Dataset excerpt.
[BEGIN]
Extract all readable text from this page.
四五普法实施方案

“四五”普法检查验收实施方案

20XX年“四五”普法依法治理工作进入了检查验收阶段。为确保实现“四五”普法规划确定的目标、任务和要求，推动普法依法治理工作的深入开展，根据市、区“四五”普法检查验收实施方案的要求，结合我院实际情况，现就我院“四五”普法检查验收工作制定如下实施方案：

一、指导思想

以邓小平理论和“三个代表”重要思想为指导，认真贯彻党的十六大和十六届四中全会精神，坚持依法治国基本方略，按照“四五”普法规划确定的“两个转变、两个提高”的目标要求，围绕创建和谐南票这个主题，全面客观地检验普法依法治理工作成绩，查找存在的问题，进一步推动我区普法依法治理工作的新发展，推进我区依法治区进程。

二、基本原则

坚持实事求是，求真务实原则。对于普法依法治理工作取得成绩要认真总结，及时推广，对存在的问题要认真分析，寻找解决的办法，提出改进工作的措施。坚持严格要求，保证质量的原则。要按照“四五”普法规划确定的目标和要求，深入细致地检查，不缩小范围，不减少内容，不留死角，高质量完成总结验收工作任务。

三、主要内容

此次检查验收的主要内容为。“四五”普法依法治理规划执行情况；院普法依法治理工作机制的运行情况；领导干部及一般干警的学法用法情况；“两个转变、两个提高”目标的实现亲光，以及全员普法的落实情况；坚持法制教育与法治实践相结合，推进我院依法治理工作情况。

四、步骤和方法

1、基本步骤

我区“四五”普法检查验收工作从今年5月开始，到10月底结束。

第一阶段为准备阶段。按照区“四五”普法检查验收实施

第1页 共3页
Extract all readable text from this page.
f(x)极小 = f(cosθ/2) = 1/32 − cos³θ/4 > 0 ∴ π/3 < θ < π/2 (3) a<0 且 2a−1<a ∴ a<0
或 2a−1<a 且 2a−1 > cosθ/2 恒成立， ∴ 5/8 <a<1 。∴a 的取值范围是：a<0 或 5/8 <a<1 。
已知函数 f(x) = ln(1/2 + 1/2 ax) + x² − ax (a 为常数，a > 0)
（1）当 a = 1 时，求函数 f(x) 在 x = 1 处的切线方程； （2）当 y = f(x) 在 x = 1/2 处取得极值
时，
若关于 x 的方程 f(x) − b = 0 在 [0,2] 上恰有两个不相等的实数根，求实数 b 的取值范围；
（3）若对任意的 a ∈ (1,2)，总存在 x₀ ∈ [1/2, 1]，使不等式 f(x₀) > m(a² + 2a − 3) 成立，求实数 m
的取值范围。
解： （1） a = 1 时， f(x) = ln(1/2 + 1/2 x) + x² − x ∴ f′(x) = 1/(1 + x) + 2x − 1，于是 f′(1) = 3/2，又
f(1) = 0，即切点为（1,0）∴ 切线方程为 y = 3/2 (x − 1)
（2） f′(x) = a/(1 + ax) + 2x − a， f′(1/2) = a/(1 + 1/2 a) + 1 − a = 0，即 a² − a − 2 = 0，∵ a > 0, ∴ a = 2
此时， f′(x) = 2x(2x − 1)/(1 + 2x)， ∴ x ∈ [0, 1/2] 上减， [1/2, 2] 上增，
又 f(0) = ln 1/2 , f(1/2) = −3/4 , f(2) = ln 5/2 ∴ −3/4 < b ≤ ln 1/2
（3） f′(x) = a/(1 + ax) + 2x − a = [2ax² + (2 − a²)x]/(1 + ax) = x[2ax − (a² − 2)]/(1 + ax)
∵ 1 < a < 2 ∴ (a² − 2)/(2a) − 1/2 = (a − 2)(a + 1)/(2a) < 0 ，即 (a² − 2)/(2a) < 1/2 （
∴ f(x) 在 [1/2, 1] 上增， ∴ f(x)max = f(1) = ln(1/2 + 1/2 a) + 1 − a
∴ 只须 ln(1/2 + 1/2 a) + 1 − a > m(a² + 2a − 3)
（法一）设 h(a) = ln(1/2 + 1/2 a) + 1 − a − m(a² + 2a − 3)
[END]
AIM OF THE TASK. Exactly reproduce all of the entries.

EXPECTED ANSWER.
Extract all readable text from this page.
四五普法实施方案

“四五”普法检查验收实施方案

20XX年“四五”普法依法治理工作进入了检查验收阶段。为确保实现“四五”普法规划确定的目标、任务和要求，推动普法依法治理工作的深入开展，根据市、区“四五”普法检查验收实施方案的要求，结合我院实际情况，现就我院“四五”普法检查验收工作制定如下实施方案：

一、指导思想

以邓小平理论和“三个代表”重要思想为指导，认真贯彻党的十六大和十六届四中全会精神，坚持依法治国基本方略，按照“四五”普法规划确定的“两个转变、两个提高”的目标要求，围绕创建和谐南票这个主题，全面客观地检验普法依法治理工作成绩，查找存在的问题，进一步推动我区普法依法治理工作的新发展，推进我区依法治区进程。

二、基本原则

坚持实事求是，求真务实原则。对于普法依法治理工作取得成绩要认真总结，及时推广，对存在的问题要认真分析，寻找解决的办法，提出改进工作的措施。坚持严格要求，保证质量的原则。要按照“四五”普法规划确定的目标和要求，深入细致地检查，不缩小范围，不减少内容，不留死角，高质量完成总结验收工作任务。

三、主要内容

此次检查验收的主要内容为。“四五”普法依法治理规划执行情况；院普法依法治理工作机制的运行情况；领导干部及一般干警的学法用法情况；“两个转变、两个提高”目标的实现亲光，以及全员普法的落实情况；坚持法制教育与法治实践相结合，推进我院依法治理工作情况。

四、步骤和方法

1、基本步骤

我区“四五”普法检查验收工作从今年5月开始，到10月底结束。

第一阶段为准备阶段。按照区“四五”普法检查验收实施

第1页 共3页
Extract all readable text from this page.
f(x)极小 = f(cosθ/2) = 1/32 − cos³θ/4 > 0 ∴ π/3 < θ < π/2 (3) a<0 且 2a−1<a ∴ a<0
或 2a−1<a 且 2a−1 > cosθ/2 恒成立， ∴ 5/8 <a<1 。∴a 的取值范围是：a<0 或 5/8 <a<1 。
已知函数 f(x) = ln(1/2 + 1/2 ax) + x² − ax (a 为常数，a > 0)
（1）当 a = 1 时，求函数 f(x) 在 x = 1 处的切线方程； （2）当 y = f(x) 在 x = 1/2 处取得极值
时，
若关于 x 的方程 f(x) − b = 0 在 [0,2] 上恰有两个不相等的实数根，求实数 b 的取值范围；
（3）若对任意的 a ∈ (1,2)，总存在 x₀ ∈ [1/2, 1]，使不等式 f(x₀) > m(a² + 2a − 3) 成立，求实数 m
的取值范围。
解： （1） a = 1 时， f(x) = ln(1/2 + 1/2 x) + x² − x ∴ f′(x) = 1/(1 + x) + 2x − 1，于是 f′(1) = 3/2，又
f(1) = 0，即切点为（1,0）∴ 切线方程为 y = 3/2 (x − 1)
（2） f′(x) = a/(1 + ax) + 2x − a， f′(1/2) = a/(1 + 1/2 a) + 1 − a = 0，即 a² − a − 2 = 0，∵ a > 0, ∴ a = 2
此时， f′(x) = 2x(2x − 1)/(1 + 2x)， ∴ x ∈ [0, 1/2] 上减， [1/2, 2] 上增，
又 f(0) = ln 1/2 , f(1/2) = −3/4 , f(2) = ln 5/2 ∴ −3/4 < b ≤ ln 1/2
（3） f′(x) = a/(1 + ax) + 2x − a = [2ax² + (2 − a²)x]/(1 + ax) = x[2ax − (a² − 2)]/(1 + ax)
∵ 1 < a < 2 ∴ (a² − 2)/(2a) − 1/2 = (a − 2)(a + 1)/(2a) < 0 ，即 (a² − 2)/(2a) < 1/2 （
∴ f(x) 在 [1/2, 1] 上增， ∴ f(x)max = f(1) = ln(1/2 + 1/2 a) + 1 − a
∴ 只须 ln(1/2 + 1/2 a) + 1 − a > m(a² + 2a − 3)
（法一）设 h(a) = ln(1/2 + 1/2 a) + 1 − a − m(a² + 2a − 3)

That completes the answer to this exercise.